§ **DIRECTIVE**
Among the lines below, count those containing the word "setback". Give the number only.

[Collection entries]
- - - -

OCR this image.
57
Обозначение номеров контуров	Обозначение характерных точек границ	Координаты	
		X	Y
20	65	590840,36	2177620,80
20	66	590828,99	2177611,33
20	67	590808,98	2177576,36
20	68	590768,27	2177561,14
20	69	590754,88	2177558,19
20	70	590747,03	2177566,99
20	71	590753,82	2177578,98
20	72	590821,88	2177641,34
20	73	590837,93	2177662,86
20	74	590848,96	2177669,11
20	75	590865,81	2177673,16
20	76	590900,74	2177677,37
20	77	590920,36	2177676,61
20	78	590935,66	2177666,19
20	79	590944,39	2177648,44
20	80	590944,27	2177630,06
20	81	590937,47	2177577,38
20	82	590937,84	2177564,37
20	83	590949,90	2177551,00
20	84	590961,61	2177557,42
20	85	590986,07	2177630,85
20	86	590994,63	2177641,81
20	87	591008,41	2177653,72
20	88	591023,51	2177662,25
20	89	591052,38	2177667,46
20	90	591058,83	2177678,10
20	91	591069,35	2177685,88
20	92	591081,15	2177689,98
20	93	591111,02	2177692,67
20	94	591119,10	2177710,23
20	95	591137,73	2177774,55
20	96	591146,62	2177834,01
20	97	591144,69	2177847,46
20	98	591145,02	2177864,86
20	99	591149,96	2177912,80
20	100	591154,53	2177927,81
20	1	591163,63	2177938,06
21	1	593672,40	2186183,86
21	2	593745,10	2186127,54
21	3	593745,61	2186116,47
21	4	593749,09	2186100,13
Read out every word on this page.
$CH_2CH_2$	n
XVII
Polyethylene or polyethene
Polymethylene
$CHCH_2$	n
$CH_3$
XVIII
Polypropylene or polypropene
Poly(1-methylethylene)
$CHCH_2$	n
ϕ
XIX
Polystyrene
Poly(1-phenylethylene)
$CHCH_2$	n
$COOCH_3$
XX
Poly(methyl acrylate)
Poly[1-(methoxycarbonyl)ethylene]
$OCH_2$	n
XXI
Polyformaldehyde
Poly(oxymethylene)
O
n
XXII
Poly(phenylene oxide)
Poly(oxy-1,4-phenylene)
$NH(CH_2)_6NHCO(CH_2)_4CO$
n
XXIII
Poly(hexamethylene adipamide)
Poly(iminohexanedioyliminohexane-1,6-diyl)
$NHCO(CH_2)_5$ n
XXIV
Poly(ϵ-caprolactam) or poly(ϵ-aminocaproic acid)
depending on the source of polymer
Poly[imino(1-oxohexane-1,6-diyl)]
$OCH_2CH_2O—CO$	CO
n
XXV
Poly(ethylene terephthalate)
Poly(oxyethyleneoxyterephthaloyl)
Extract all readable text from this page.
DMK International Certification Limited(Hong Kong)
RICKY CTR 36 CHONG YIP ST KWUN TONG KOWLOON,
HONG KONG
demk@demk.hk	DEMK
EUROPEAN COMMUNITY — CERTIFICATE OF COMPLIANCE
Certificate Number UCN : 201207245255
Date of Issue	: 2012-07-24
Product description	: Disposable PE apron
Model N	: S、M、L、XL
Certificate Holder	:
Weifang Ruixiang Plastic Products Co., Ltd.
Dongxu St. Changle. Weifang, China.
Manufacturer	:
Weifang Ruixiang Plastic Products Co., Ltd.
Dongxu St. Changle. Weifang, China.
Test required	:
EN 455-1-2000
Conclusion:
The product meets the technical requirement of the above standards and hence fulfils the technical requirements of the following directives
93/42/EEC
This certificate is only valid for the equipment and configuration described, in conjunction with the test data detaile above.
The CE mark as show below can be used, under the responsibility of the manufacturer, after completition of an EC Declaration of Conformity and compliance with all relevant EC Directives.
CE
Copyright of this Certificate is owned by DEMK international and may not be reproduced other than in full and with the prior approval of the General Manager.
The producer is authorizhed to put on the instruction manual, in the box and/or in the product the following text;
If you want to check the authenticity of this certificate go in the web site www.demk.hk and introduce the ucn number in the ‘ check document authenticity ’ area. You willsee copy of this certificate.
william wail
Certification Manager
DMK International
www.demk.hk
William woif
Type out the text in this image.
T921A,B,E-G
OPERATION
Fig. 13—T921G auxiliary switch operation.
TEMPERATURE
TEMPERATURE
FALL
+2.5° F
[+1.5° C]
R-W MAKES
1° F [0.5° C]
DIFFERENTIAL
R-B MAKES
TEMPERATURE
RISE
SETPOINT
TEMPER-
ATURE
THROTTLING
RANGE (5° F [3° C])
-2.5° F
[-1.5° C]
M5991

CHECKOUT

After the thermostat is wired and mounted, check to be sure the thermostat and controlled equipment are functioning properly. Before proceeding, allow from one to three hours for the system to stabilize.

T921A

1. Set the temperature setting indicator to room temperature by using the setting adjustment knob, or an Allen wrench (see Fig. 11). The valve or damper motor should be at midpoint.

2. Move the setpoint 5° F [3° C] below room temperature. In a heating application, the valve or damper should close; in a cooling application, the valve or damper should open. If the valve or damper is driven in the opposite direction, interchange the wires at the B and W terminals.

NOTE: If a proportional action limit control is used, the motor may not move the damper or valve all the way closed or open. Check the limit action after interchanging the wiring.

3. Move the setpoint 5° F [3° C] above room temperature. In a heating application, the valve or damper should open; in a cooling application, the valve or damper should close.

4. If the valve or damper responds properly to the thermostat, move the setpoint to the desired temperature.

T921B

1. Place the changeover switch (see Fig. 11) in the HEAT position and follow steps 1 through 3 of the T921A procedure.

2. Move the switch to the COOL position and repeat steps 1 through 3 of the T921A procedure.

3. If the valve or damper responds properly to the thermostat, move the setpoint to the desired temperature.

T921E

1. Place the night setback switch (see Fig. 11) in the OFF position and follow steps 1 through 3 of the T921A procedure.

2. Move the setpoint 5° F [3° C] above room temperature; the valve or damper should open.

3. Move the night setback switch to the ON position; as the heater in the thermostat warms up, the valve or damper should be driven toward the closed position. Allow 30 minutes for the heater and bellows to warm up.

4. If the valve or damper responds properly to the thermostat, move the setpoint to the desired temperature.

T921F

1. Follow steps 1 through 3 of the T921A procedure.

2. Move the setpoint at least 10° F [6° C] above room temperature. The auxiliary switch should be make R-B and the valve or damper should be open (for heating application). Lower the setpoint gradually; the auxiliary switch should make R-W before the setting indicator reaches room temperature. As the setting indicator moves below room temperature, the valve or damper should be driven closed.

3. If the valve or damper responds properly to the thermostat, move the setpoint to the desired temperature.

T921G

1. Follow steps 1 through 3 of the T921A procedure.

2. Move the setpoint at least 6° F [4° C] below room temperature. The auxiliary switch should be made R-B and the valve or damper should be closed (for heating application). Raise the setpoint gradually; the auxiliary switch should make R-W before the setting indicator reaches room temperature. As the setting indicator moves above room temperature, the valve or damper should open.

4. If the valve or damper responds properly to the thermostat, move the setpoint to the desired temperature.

- - - -

§ **THE RESPONSE**
2